**DOCUMENT EXCERPT**:
-- start --
Along with talking about the upcoming 1977 US tour and Kenneth Anger, this interview is where I first read about his desire to do a chronological live album. Enjoy!

Jimmy Page: Shy Rock Star Almost Unburdens Himself

Nick Kent, Creem, April 1977

I'VE KNOWN Led Zeppelin professionally for probably 4 years now, starting back in the winter of I972 when I was sent out on the road with them only to find myself ending up in a fairly ludicrous but nonetheless highly tense argument with Jimmy Page in the dressing-room on the very first night.

I immediately took a dislike to the band personally, but found myself so blown apart by their live gigs of that time, that whatever vitriol I might have harbored from such unfortunate encounters was dissipated into instant "rave-review" time when it came to actually putting pen to paper. The resulting piece was, in retrospect, a quite horrendous piece of well-meaning gush, the memory of which I'd prefer buried for an eternity but anyway...

For some unknown reason, thereafter I became accepted by the band and co., and recall one night, maybe six months later, running into Page by chance and spending a most enjoyable evening ensconsed in informal chitchat with the gent.

From then on, I seemed to run into the guitarist and other members of his band regularly and always found them to be thoroughly pleasant human beings, particularly Peter Grant and Page, who both seemed to me the very paradox of the images that had been served up by certain factions of the press, i.e. Grant, the fearsomely uncouth semi-gangster type, and Page, the hedonistically depraved Crowley fanatic, scourge of the groupies and all-purpose heavy-duty evil presence.

The main aspect of Page the interview subject that has always become apparent to me as soon as the trusty cassette is turned on, has been the man's overriding reticence, his distinct fear of actually being probed for copy, his at times desperate concern for privacy at-all-costs in regard to topics that seem so totally innocent and lightweight to the on-looker.

I've been slotted in at the end of what appears to have been a day of fairly gruelling gang-bang interview scheduling. As the photographer and I enter the Swan Song offices, a Japanese journalist is being shown out, and an American writer is about to be led up for his shot, while the guy from the London Evening Standard is still waiting his half-an-hour's worth. After an hour we're led up to the interview room to encounter a Page obviously torn and frayed by the day's verbal duties. He's been left rather unsettled by the last caller.

Well, nothing much has changed in that respect – if anything Page has become even more reticent, constantly checking himself in the middle of what seems the most mild utterance, to work out whether what he is saying could jeopardize some aspect of the band's communal year-away-as-working-tax-exiles. A single question, for example, referring to the number of times the four band members have come together for whatever reason in the past year, takes Page a good seven minutes of checking and counter-checking before the answer can be given satisfactorily.

"I just don't trust those sort of writers. You never know what they're after. It's useless trying to explain Crowley and all those things to them..." His manner is wired-up, slightly uncomfortable to behold.

The first topic, of course, is The Song Remains The Same. It's a late Wednesday afternoon, and I've worked it out to strict 50-50 odds as to whether Page and the Swan Song reps will have got hold of the NME issue with my highly derogatory review of the film. No one has, in fact, so I'm safe in one respect. Still I decide to voice a number of my criticisms straight off.
-- end --
**TASKS AND EXERCISES**:
(1) Which publications are named in the Jimmy Page interview excerpt?
(2) Can you quote the records verbatim, starting with the line that contains "avg-value: 170.2 bbox=[328, 377, 368, 393]" and continuing through the line that contains "sent-value: 20 bbox=[232, 215, 248, 231]"?

Collected data
-- start --
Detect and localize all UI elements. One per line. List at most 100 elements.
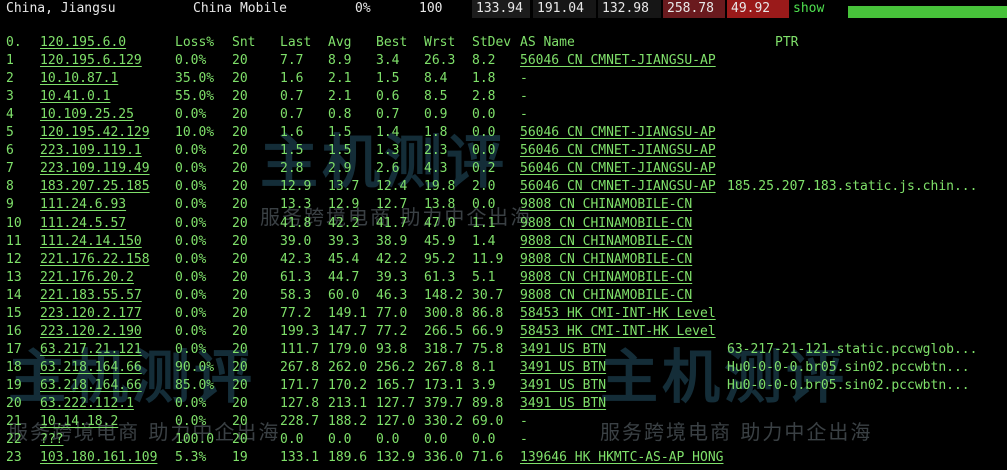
avg-value: 170.2 bbox=[328, 377, 368, 393]
worst-value: 19.8 bbox=[424, 179, 456, 195]
hop-number: 18 bbox=[6, 359, 22, 375]
hop-number: 4 bbox=[6, 107, 14, 123]
as-name: 3491 US BTN bbox=[520, 341, 607, 357]
host-address: 223.120.2.177 bbox=[40, 305, 142, 321]
loss-value: 85.0% bbox=[175, 377, 215, 393]
worst-value: 26.3 bbox=[424, 53, 456, 69]
stdev-value: 69.0 bbox=[472, 414, 504, 430]
loss-value: 0.0% bbox=[175, 305, 207, 321]
avg-value: 44.7 bbox=[328, 269, 360, 285]
hop-number: 21 bbox=[6, 414, 22, 430]
best-value: 1.5 bbox=[376, 71, 400, 87]
stdev-value: 3.9 bbox=[472, 377, 496, 393]
host-address: 221.183.55.57 bbox=[40, 287, 142, 303]
sent-value: 20 bbox=[232, 89, 248, 105]
as-name: 3491 US BTN bbox=[520, 359, 607, 375]
avg-value: 0.8 bbox=[328, 107, 352, 123]
last-value: 1.6 bbox=[280, 125, 304, 141]
host-address: 63.218.164.66 bbox=[40, 377, 142, 393]
stdev-value: 2.0 bbox=[472, 179, 496, 195]
hop-number: 20 bbox=[6, 396, 22, 411]
sent-value: 20 bbox=[232, 305, 248, 321]
sent-value: 20 bbox=[232, 161, 248, 177]
hop-number: 19 bbox=[6, 377, 22, 393]
sent-value: 20 bbox=[232, 323, 248, 339]
stdev-value: 0.2 bbox=[472, 161, 496, 177]
as-name: 9808 CN CHINAMOBILE-CN bbox=[520, 197, 693, 213]
worst-value: 95.2 bbox=[424, 251, 456, 267]
best-value: 127.0 bbox=[376, 414, 416, 430]
stdev-value: 0.0 bbox=[472, 125, 496, 141]
avg-value: 0.0 bbox=[328, 432, 352, 448]
hop-number: 12 bbox=[6, 251, 22, 267]
avg-value: 2.1 bbox=[328, 71, 352, 87]
ptr-header: PTR bbox=[775, 35, 799, 50]
loss-value: 0.0% bbox=[175, 161, 207, 177]
worst-value: 13.8 bbox=[424, 197, 456, 213]
sent-value: 20 bbox=[232, 215, 248, 231]
host-address: 63.217.21.121 bbox=[40, 341, 142, 357]
best-value: 132.9 bbox=[376, 450, 416, 466]
loss-value: 35.0% bbox=[175, 71, 215, 87]
hop-number: 16 bbox=[6, 323, 22, 339]
worst-value: 300.8 bbox=[424, 305, 464, 321]
hop-number: 3 bbox=[6, 89, 14, 105]
host-address: 10.10.87.1 bbox=[40, 71, 119, 87]
last-value: 127.8 bbox=[280, 396, 320, 411]
loss-value: 0.0% bbox=[175, 341, 207, 357]
sent-value: 19 bbox=[232, 450, 248, 466]
host-address: 111.24.14.150 bbox=[40, 233, 142, 249]
last-value: 199.3 bbox=[280, 323, 320, 339]
hop-number: 17 bbox=[6, 341, 22, 357]
worst-value: 4.3 bbox=[424, 161, 448, 177]
host-address: 63.222.112.1 bbox=[40, 396, 134, 411]
worst-value: 47.0 bbox=[424, 215, 456, 231]
stdev-value: 1.4 bbox=[472, 233, 496, 249]
best-value: 132.98 bbox=[598, 0, 661, 18]
show-link[interactable]: show bbox=[793, 1, 824, 16]
loss-value: 0.0% bbox=[175, 233, 207, 249]
sent-value: 20 bbox=[232, 396, 248, 411]
avg-value: 189.6 bbox=[328, 450, 368, 466]
sent-value: 20 bbox=[232, 53, 248, 69]
worst-value: 1.8 bbox=[424, 125, 448, 141]
as-name: 3491 US BTN bbox=[520, 396, 607, 411]
worst-value: 173.1 bbox=[424, 377, 464, 393]
avg-value: 191.04 bbox=[533, 0, 596, 18]
isp-label: China Mobile bbox=[193, 1, 287, 16]
last-value: 267.8 bbox=[280, 359, 320, 375]
best-value: 12.4 bbox=[376, 179, 408, 195]
as-name-header: AS Name bbox=[520, 35, 575, 50]
last-value: 133.94 bbox=[472, 0, 530, 18]
ptr-name: Hu0-0-0-0.br05.sin02.pccwbtn... bbox=[727, 377, 970, 393]
hop-number: 2 bbox=[6, 71, 14, 87]
loss-value: 0.0% bbox=[175, 143, 207, 159]
sent-value: 20 bbox=[232, 233, 248, 249]
loss-value: 0% bbox=[355, 1, 371, 16]
host-address: ??? bbox=[40, 432, 64, 448]
host-address: 111.24.5.57 bbox=[40, 215, 127, 231]
hop-number: 6 bbox=[6, 143, 14, 159]
sent-value: 20 bbox=[232, 269, 248, 285]
loss-value: 0.0% bbox=[175, 179, 207, 195]
as-name: - bbox=[520, 71, 528, 87]
avg-value: 2.9 bbox=[328, 161, 352, 177]
stdev-value: 0.0 bbox=[472, 432, 496, 448]
last-value: 41.8 bbox=[280, 215, 312, 231]
loss-value: 0.0% bbox=[175, 53, 207, 69]
last-value: 77.2 bbox=[280, 305, 312, 321]
sent-value: 20 bbox=[232, 287, 248, 303]
loss-value: 0.0% bbox=[175, 215, 207, 231]
sent-value: 20 bbox=[232, 179, 248, 195]
best-header: Best bbox=[376, 35, 408, 50]
best-value: 12.7 bbox=[376, 197, 408, 213]
last-value: 61.3 bbox=[280, 269, 312, 285]
worst-value: 330.2 bbox=[424, 414, 464, 430]
host-address: 10.14.18.2 bbox=[40, 414, 119, 430]
sent-value: 20 bbox=[232, 125, 248, 141]
last-value: 0.0 bbox=[280, 432, 304, 448]
avg-value: 45.4 bbox=[328, 251, 360, 267]
worst-value: 8.4 bbox=[424, 71, 448, 87]
stdev-value: 30.7 bbox=[472, 287, 504, 303]
best-value: 41.7 bbox=[376, 215, 408, 231]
-- end --
**PER-TASK ANSWERS**:
(1)
Creem
London Evening Standard
NME

(2)
avg-value: 170.2 bbox=[328, 377, 368, 393]
worst-value: 19.8 bbox=[424, 179, 456, 195]
hop-number: 18 bbox=[6, 359, 22, 375]
hop-number: 4 bbox=[6, 107, 14, 123]
as-name: 3491 US BTN bbox=[520, 341, 607, 357]
host-address: 223.120.2.177 bbox=[40, 305, 142, 321]
loss-value: 85.0% bbox=[175, 377, 215, 393]
worst-value: 26.3 bbox=[424, 53, 456, 69]
stdev-value: 69.0 bbox=[472, 414, 504, 430]
loss-value: 0.0% bbox=[175, 305, 207, 321]
avg-value: 44.7 bbox=[328, 269, 360, 285]
hop-number: 21 bbox=[6, 414, 22, 430]
best-value: 1.5 bbox=[376, 71, 400, 87]
stdev-value: 3.9 bbox=[472, 377, 496, 393]
host-address: 221.183.55.57 bbox=[40, 287, 142, 303]
sent-value: 20 bbox=[232, 89, 248, 105]
as-name: 3491 US BTN bbox=[520, 359, 607, 375]
avg-value: 0.8 bbox=[328, 107, 352, 123]
last-value: 1.6 bbox=[280, 125, 304, 141]
host-address: 63.218.164.66 bbox=[40, 377, 142, 393]
stdev-value: 2.0 bbox=[472, 179, 496, 195]
hop-number: 20 bbox=[6, 396, 22, 411]
sent-value: 20 bbox=[232, 305, 248, 321]
sent-value: 20 bbox=[232, 161, 248, 177]
hop-number: 19 bbox=[6, 377, 22, 393]
sent-value: 20 bbox=[232, 323, 248, 339]
stdev-value: 0.2 bbox=[472, 161, 496, 177]
as-name: 9808 CN CHINAMOBILE-CN bbox=[520, 197, 693, 213]
worst-value: 95.2 bbox=[424, 251, 456, 267]
best-value: 127.0 bbox=[376, 414, 416, 430]
stdev-value: 0.0 bbox=[472, 125, 496, 141]
avg-value: 0.0 bbox=[328, 432, 352, 448]
hop-number: 12 bbox=[6, 251, 22, 267]
avg-value: 2.1 bbox=[328, 71, 352, 87]
ptr-header: PTR bbox=[775, 35, 799, 50]
loss-value: 0.0% bbox=[175, 161, 207, 177]
worst-value: 13.8 bbox=[424, 197, 456, 213]
sent-value: 20 bbox=[232, 215, 248, 231]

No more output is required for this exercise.